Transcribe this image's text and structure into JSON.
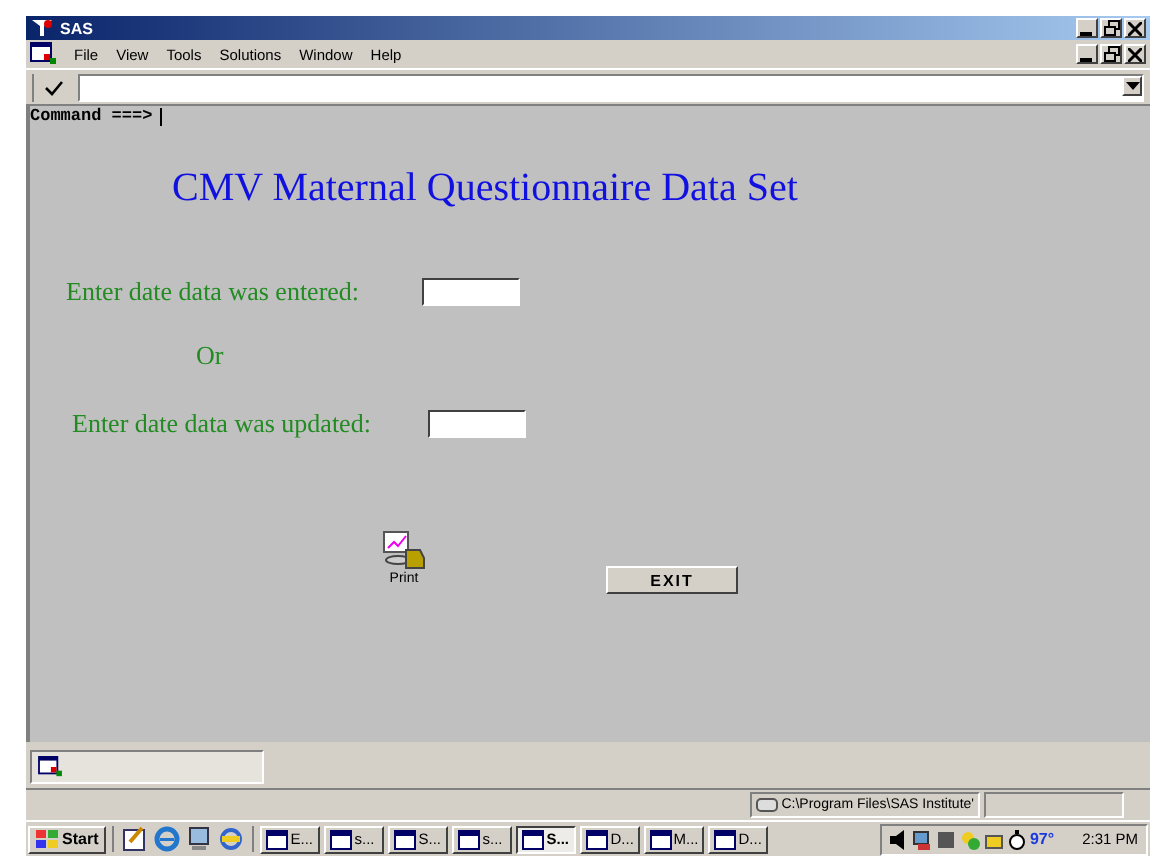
{
  "window": {
    "title": "SAS"
  },
  "menu": [
    "File",
    "View",
    "Tools",
    "Solutions",
    "Window",
    "Help"
  ],
  "command": {
    "label": "Command ===>"
  },
  "form": {
    "title": "CMV Maternal Questionnaire Data Set",
    "fields": [
      {
        "label": "Enter date data was entered:"
      },
      {
        "label": "Enter date data was updated:"
      }
    ],
    "separator": "Or",
    "print_label": "Print",
    "exit_button": "EXIT"
  },
  "status_bar": {
    "path": "C:\\Program Files\\SAS Institute'"
  },
  "taskbar": {
    "start": "Start",
    "tasks": [
      {
        "label": "E...",
        "selected": false
      },
      {
        "label": "s...",
        "selected": false
      },
      {
        "label": "S...",
        "selected": false
      },
      {
        "label": "s...",
        "selected": false
      },
      {
        "label": "S...",
        "selected": true
      },
      {
        "label": "D...",
        "selected": false
      },
      {
        "label": "M...",
        "selected": false
      },
      {
        "label": "D...",
        "selected": false
      }
    ],
    "temperature": "97°",
    "clock": "2:31 PM"
  }
}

_REQUIREMENTS_
Exact duplication of all the records is required; pictures are omitted from the copy.

_COMPLETE RESPONSE_
Transcribe this image's text and structure into JSON.
{
  "window": {
    "title": "SAS"
  },
  "menu": [
    "File",
    "View",
    "Tools",
    "Solutions",
    "Window",
    "Help"
  ],
  "command": {
    "label": "Command ===>"
  },
  "form": {
    "title": "CMV Maternal Questionnaire Data Set",
    "fields": [
      {
        "label": "Enter date data was entered:"
      },
      {
        "label": "Enter date data was updated:"
      }
    ],
    "separator": "Or",
    "print_label": "Print",
    "exit_button": "EXIT"
  },
  "status_bar": {
    "path": "C:\\Program Files\\SAS Institute'"
  },
  "taskbar": {
    "start": "Start",
    "tasks": [
      {
        "label": "E...",
        "selected": false
      },
      {
        "label": "s...",
        "selected": false
      },
      {
        "label": "S...",
        "selected": false
      },
      {
        "label": "s...",
        "selected": false
      },
      {
        "label": "S...",
        "selected": true
      },
      {
        "label": "D...",
        "selected": false
      },
      {
        "label": "M...",
        "selected": false
      },
      {
        "label": "D...",
        "selected": false
      }
    ],
    "temperature": "97°",
    "clock": "2:31 PM"
  }
}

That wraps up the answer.